━━━━━ Supplied entries
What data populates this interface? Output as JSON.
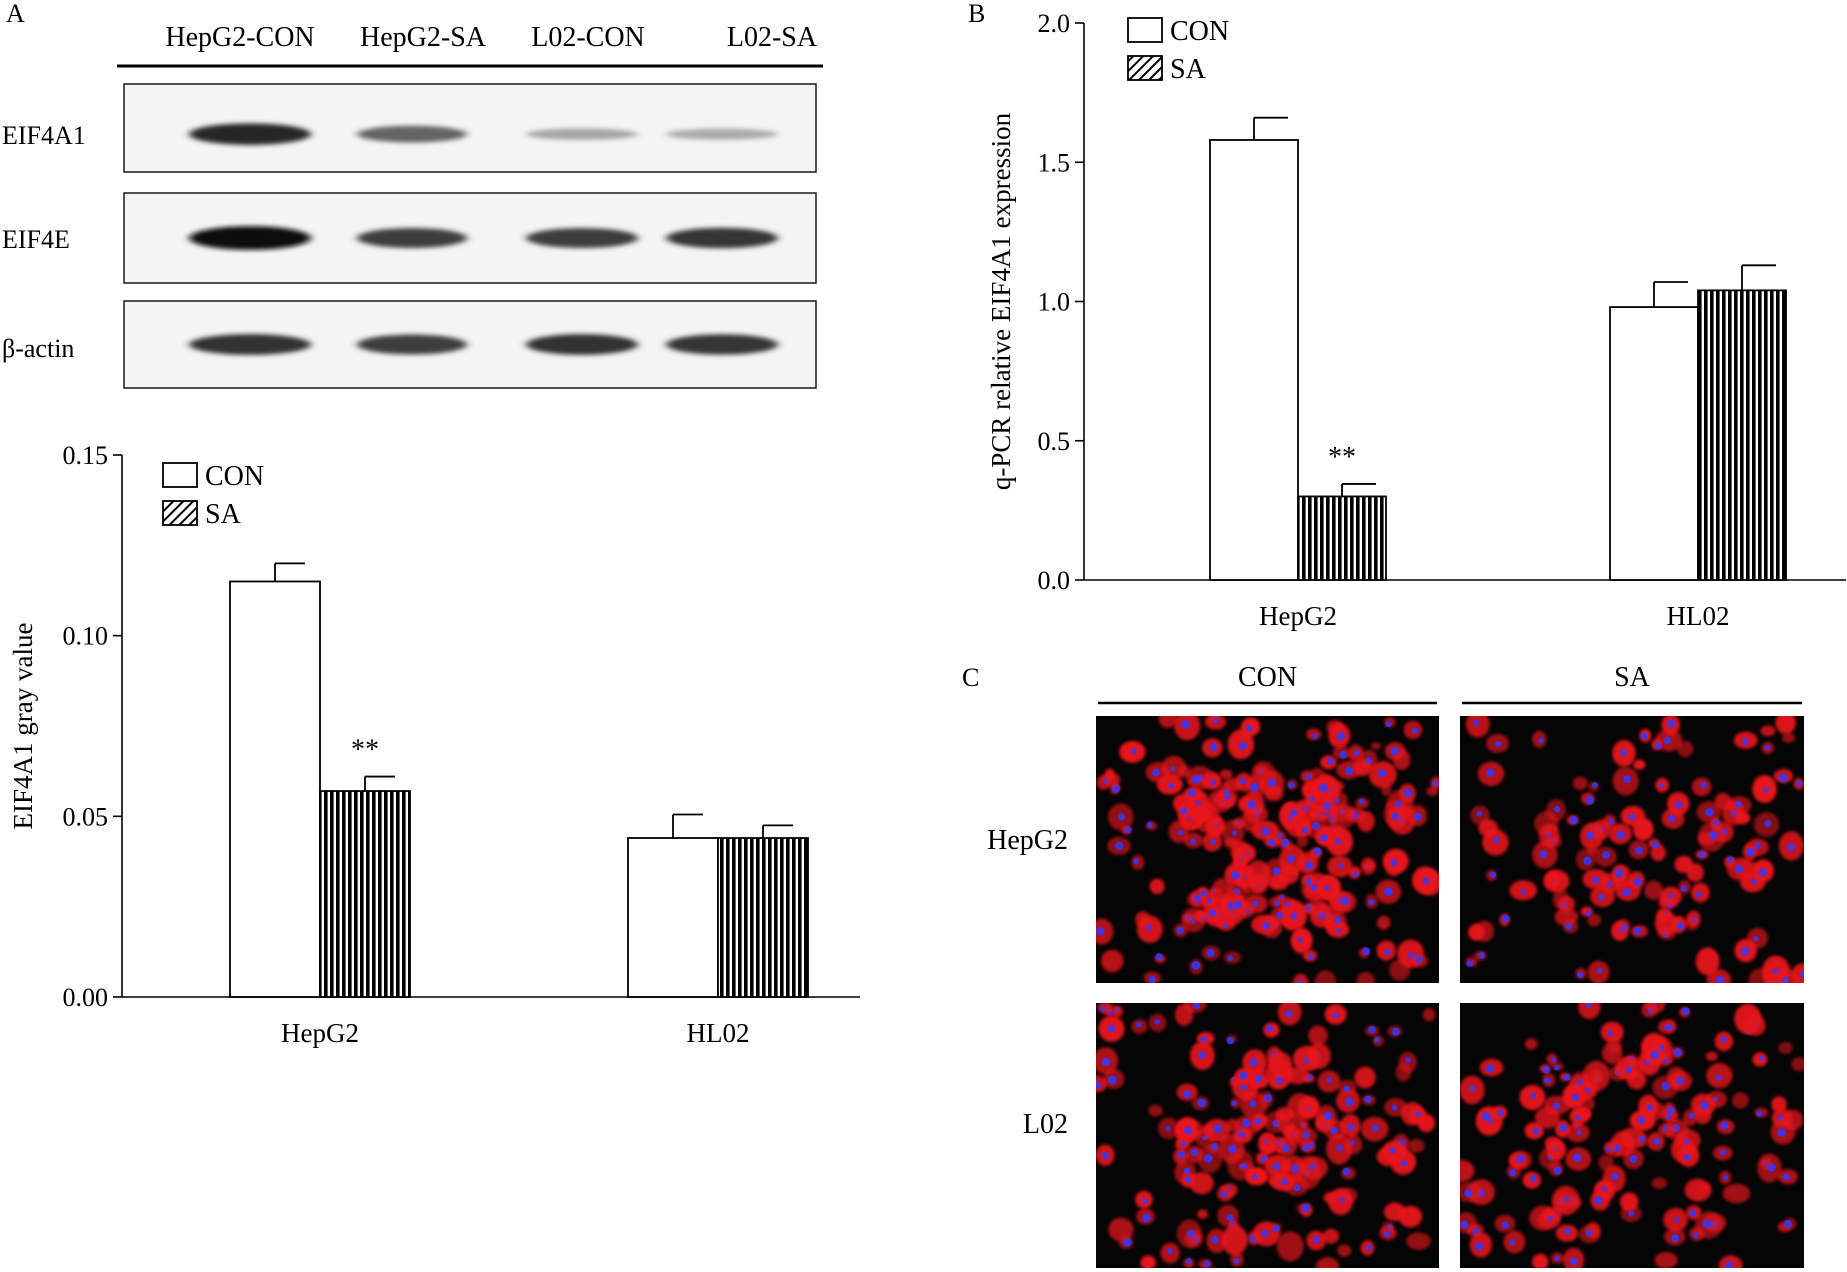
{
  "panels": {
    "A": "A",
    "B": "B",
    "C": "C"
  },
  "western_blot": {
    "lanes": [
      "HepG2-CON",
      "HepG2-SA",
      "L02-CON",
      "L02-SA"
    ],
    "proteins": [
      "EIF4A1",
      "EIF4E",
      "β-actin"
    ],
    "band_intensity": [
      [
        0.85,
        0.55,
        0.22,
        0.2
      ],
      [
        0.98,
        0.75,
        0.75,
        0.78
      ],
      [
        0.8,
        0.75,
        0.8,
        0.78
      ]
    ]
  },
  "immunofluorescence": {
    "columns": [
      "CON",
      "SA"
    ],
    "rows": [
      "HepG2",
      "L02"
    ],
    "colors": {
      "stain": "#e8141b",
      "nuclei": "#3338ff",
      "background": "#050505"
    },
    "cell_density": [
      [
        0.85,
        0.45
      ],
      [
        0.6,
        0.55
      ]
    ]
  },
  "chart_data": [
    {
      "type": "bar",
      "panel": "A",
      "categories": [
        "HepG2",
        "HL02"
      ],
      "series": [
        {
          "name": "CON",
          "values": [
            0.115,
            0.044
          ],
          "errors": [
            0.005,
            0.0065
          ],
          "fill": "open"
        },
        {
          "name": "SA",
          "values": [
            0.057,
            0.044
          ],
          "errors": [
            0.004,
            0.0035
          ],
          "fill": "hatched"
        }
      ],
      "annotations": [
        {
          "category": "HepG2",
          "series": "SA",
          "text": "**"
        }
      ],
      "ylabel": "EIF4A1 gray value",
      "ylim": [
        0,
        0.15
      ],
      "yticks": [
        "0.00",
        "0.05",
        "0.10",
        "0.15"
      ],
      "legend": "top-left",
      "grid": false
    },
    {
      "type": "bar",
      "panel": "B",
      "categories": [
        "HepG2",
        "HL02"
      ],
      "series": [
        {
          "name": "CON",
          "values": [
            1.58,
            0.98
          ],
          "errors": [
            0.08,
            0.09
          ],
          "fill": "open"
        },
        {
          "name": "SA",
          "values": [
            0.3,
            1.04
          ],
          "errors": [
            0.045,
            0.09
          ],
          "fill": "hatched"
        }
      ],
      "annotations": [
        {
          "category": "HepG2",
          "series": "SA",
          "text": "**"
        }
      ],
      "ylabel": "q-PCR relative EIF4A1 expression",
      "ylim": [
        0,
        2.0
      ],
      "yticks": [
        "0.0",
        "0.5",
        "1.0",
        "1.5",
        "2.0"
      ],
      "legend": "top-left",
      "grid": false
    }
  ]
}
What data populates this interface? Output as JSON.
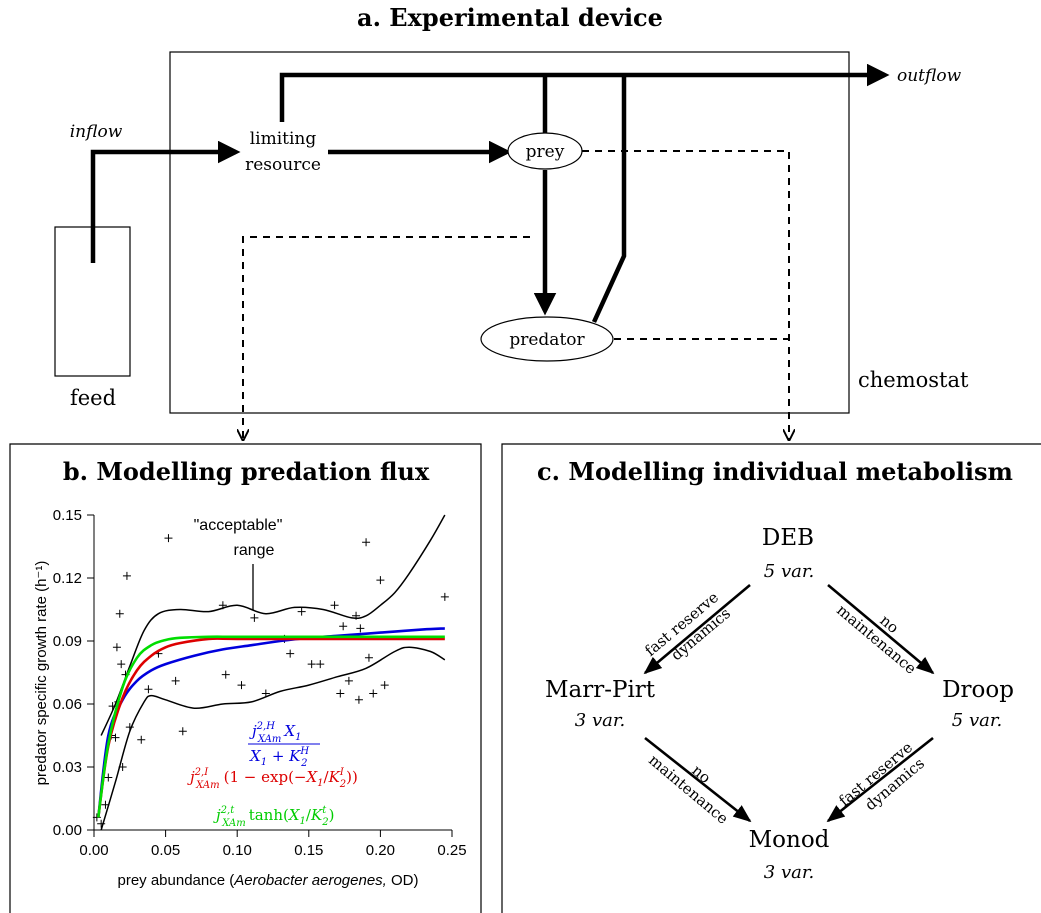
{
  "panel_a": {
    "title": "a. Experimental device",
    "labels": {
      "inflow": "inflow",
      "outflow": "outflow",
      "limiting_resource_1": "limiting",
      "limiting_resource_2": "resource",
      "prey": "prey",
      "predator": "predator",
      "feed": "feed",
      "chemostat": "chemostat"
    }
  },
  "panel_b": {
    "title": "b. Modelling predation flux",
    "annotation_1": "\"acceptable\"",
    "annotation_2": "range",
    "formulas": {
      "holling": "j²·ᴴXAm X₁ / (X₁ + K₂ᴴ)",
      "ivlev": "j²·ᴵXAm (1 − exp(−X₁/K₂ᴵ))",
      "tanh": "j²·ᵗXAm tanh(X₁/K₂ᵗ)"
    }
  },
  "panel_c": {
    "title": "c. Modelling individual metabolism",
    "nodes": {
      "deb": {
        "name": "DEB",
        "vars": "5 var."
      },
      "marr_pirt": {
        "name": "Marr-Pirt",
        "vars": "3 var."
      },
      "droop": {
        "name": "Droop",
        "vars": "5 var."
      },
      "monod": {
        "name": "Monod",
        "vars": "3 var."
      }
    },
    "edges": {
      "deb_marr_1": "fast reserve",
      "deb_marr_2": "dynamics",
      "deb_droop_1": "no",
      "deb_droop_2": "maintenance",
      "marr_monod_1": "no",
      "marr_monod_2": "maintenance",
      "droop_monod_1": "fast reserve",
      "droop_monod_2": "dynamics"
    }
  },
  "chart_data": {
    "type": "scatter",
    "xlabel_prefix": "prey abundance (",
    "xlabel_italic": "Aerobacter aerogenes,",
    "xlabel_suffix": " OD)",
    "ylabel": "predator specific growth rate (h⁻¹)",
    "xlim": [
      0,
      0.25
    ],
    "ylim": [
      0,
      0.15
    ],
    "x_ticks": [
      "0.00",
      "0.05",
      "0.10",
      "0.15",
      "0.20",
      "0.25"
    ],
    "y_ticks": [
      "0.00",
      "0.03",
      "0.06",
      "0.09",
      "0.12",
      "0.15"
    ],
    "colors": {
      "holling": "#0000dd",
      "ivlev": "#dd0000",
      "tanh": "#00dd00",
      "range": "#000000",
      "points": "#000000"
    },
    "points": [
      [
        0.002,
        0.006
      ],
      [
        0.005,
        0.003
      ],
      [
        0.008,
        0.012
      ],
      [
        0.01,
        0.025
      ],
      [
        0.012,
        0.045
      ],
      [
        0.013,
        0.059
      ],
      [
        0.015,
        0.044
      ],
      [
        0.016,
        0.087
      ],
      [
        0.017,
        0.061
      ],
      [
        0.018,
        0.103
      ],
      [
        0.019,
        0.079
      ],
      [
        0.02,
        0.03
      ],
      [
        0.022,
        0.074
      ],
      [
        0.023,
        0.121
      ],
      [
        0.025,
        0.049
      ],
      [
        0.033,
        0.043
      ],
      [
        0.038,
        0.067
      ],
      [
        0.045,
        0.084
      ],
      [
        0.052,
        0.139
      ],
      [
        0.057,
        0.071
      ],
      [
        0.062,
        0.047
      ],
      [
        0.09,
        0.107
      ],
      [
        0.092,
        0.074
      ],
      [
        0.103,
        0.069
      ],
      [
        0.112,
        0.101
      ],
      [
        0.12,
        0.065
      ],
      [
        0.133,
        0.091
      ],
      [
        0.137,
        0.084
      ],
      [
        0.145,
        0.104
      ],
      [
        0.152,
        0.079
      ],
      [
        0.158,
        0.079
      ],
      [
        0.168,
        0.107
      ],
      [
        0.172,
        0.065
      ],
      [
        0.174,
        0.097
      ],
      [
        0.178,
        0.071
      ],
      [
        0.183,
        0.102
      ],
      [
        0.185,
        0.062
      ],
      [
        0.186,
        0.096
      ],
      [
        0.19,
        0.137
      ],
      [
        0.192,
        0.082
      ],
      [
        0.195,
        0.065
      ],
      [
        0.2,
        0.119
      ],
      [
        0.203,
        0.069
      ],
      [
        0.245,
        0.111
      ]
    ],
    "series": [
      {
        "key": "holling",
        "x": [
          0.003,
          0.01,
          0.02,
          0.03,
          0.04,
          0.05,
          0.07,
          0.09,
          0.11,
          0.13,
          0.15,
          0.17,
          0.19,
          0.21,
          0.23,
          0.245
        ],
        "y": [
          0.006,
          0.045,
          0.062,
          0.071,
          0.076,
          0.079,
          0.083,
          0.086,
          0.088,
          0.09,
          0.0915,
          0.0925,
          0.0935,
          0.0945,
          0.0955,
          0.096
        ]
      },
      {
        "key": "ivlev",
        "x": [
          0.003,
          0.01,
          0.02,
          0.03,
          0.04,
          0.05,
          0.06,
          0.08,
          0.1,
          0.15,
          0.2,
          0.245
        ],
        "y": [
          0.006,
          0.04,
          0.063,
          0.076,
          0.083,
          0.087,
          0.089,
          0.091,
          0.091,
          0.091,
          0.091,
          0.091
        ]
      },
      {
        "key": "tanh",
        "x": [
          0.003,
          0.01,
          0.02,
          0.03,
          0.04,
          0.05,
          0.06,
          0.08,
          0.1,
          0.15,
          0.2,
          0.245
        ],
        "y": [
          0.006,
          0.041,
          0.068,
          0.082,
          0.088,
          0.0905,
          0.0915,
          0.092,
          0.092,
          0.092,
          0.092,
          0.092
        ]
      },
      {
        "key": "range",
        "x": [
          0.005,
          0.015,
          0.025,
          0.035,
          0.045,
          0.06,
          0.08,
          0.1,
          0.12,
          0.14,
          0.16,
          0.18,
          0.19,
          0.2,
          0.21,
          0.22,
          0.235,
          0.245
        ],
        "y": [
          0.045,
          0.06,
          0.078,
          0.095,
          0.103,
          0.105,
          0.104,
          0.107,
          0.103,
          0.106,
          0.105,
          0.101,
          0.102,
          0.107,
          0.113,
          0.122,
          0.138,
          0.15
        ]
      },
      {
        "key": "range",
        "x": [
          0.005,
          0.015,
          0.025,
          0.035,
          0.04,
          0.05,
          0.07,
          0.09,
          0.11,
          0.13,
          0.15,
          0.17,
          0.19,
          0.21,
          0.22,
          0.235,
          0.245
        ],
        "y": [
          0.0,
          0.023,
          0.047,
          0.061,
          0.064,
          0.062,
          0.058,
          0.06,
          0.061,
          0.066,
          0.069,
          0.073,
          0.077,
          0.085,
          0.087,
          0.085,
          0.081
        ]
      }
    ]
  }
}
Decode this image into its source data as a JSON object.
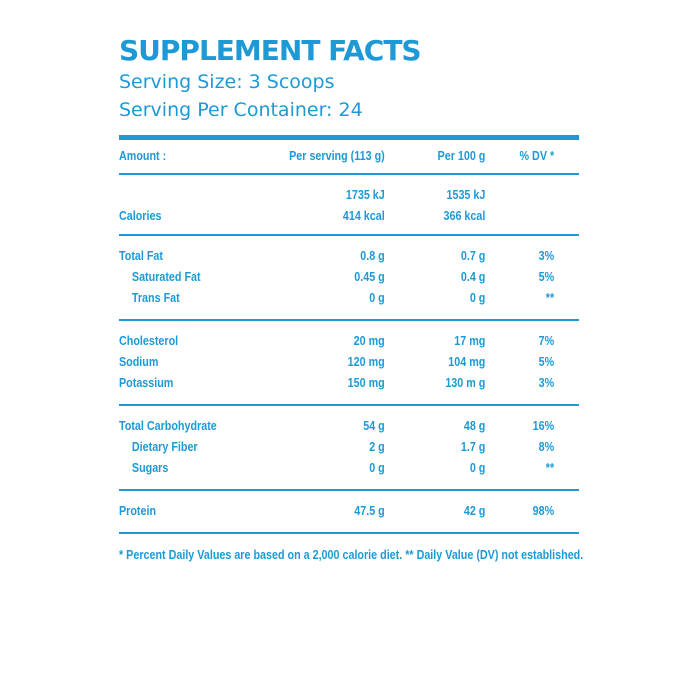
{
  "title": "SUPPLEMENT FACTS",
  "serving_size": "Serving Size: 3 Scoops",
  "serving_per_container": "Serving Per Container: 24",
  "colors": {
    "accent": "#1d9ad6",
    "background": "#ffffff"
  },
  "header": {
    "amount": "Amount :",
    "per_serving": "Per serving (113 g)",
    "per_100g": "Per 100 g",
    "dv": "% DV *"
  },
  "energy": {
    "kj_serving": "1735 kJ",
    "kj_100g": "1535 kJ",
    "label": "Calories",
    "kcal_serving": "414 kcal",
    "kcal_100g": "366 kcal"
  },
  "fat_group": [
    {
      "label": "Total Fat",
      "serving": "0.8 g",
      "per100": "0.7 g",
      "dv": "3%"
    },
    {
      "label": "Saturated Fat",
      "serving": "0.45 g",
      "per100": "0.4 g",
      "dv": "5%"
    },
    {
      "label": "Trans Fat",
      "serving": "0 g",
      "per100": "0 g",
      "dv": "**"
    }
  ],
  "mineral_group": [
    {
      "label": "Cholesterol",
      "serving": "20 mg",
      "per100": "17 mg",
      "dv": "7%"
    },
    {
      "label": "Sodium",
      "serving": "120 mg",
      "per100": "104 mg",
      "dv": "5%"
    },
    {
      "label": "Potassium",
      "serving": "150 mg",
      "per100": "130 m g",
      "dv": "3%"
    }
  ],
  "carb_group": [
    {
      "label": "Total Carbohydrate",
      "serving": "54 g",
      "per100": "48 g",
      "dv": "16%"
    },
    {
      "label": "Dietary Fiber",
      "serving": "2 g",
      "per100": "1.7 g",
      "dv": "8%"
    },
    {
      "label": "Sugars",
      "serving": "0 g",
      "per100": "0 g",
      "dv": "**"
    }
  ],
  "protein": {
    "label": "Protein",
    "serving": "47.5 g",
    "per100": "42 g",
    "dv": "98%"
  },
  "footnote": "* Percent Daily Values are based on a 2,000 calorie diet. ** Daily Value (DV) not established."
}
━━━━━━━━━━
» Goal of the exercise
Work out how many lines of the material include "fast", then report only that count.

» Answer below
2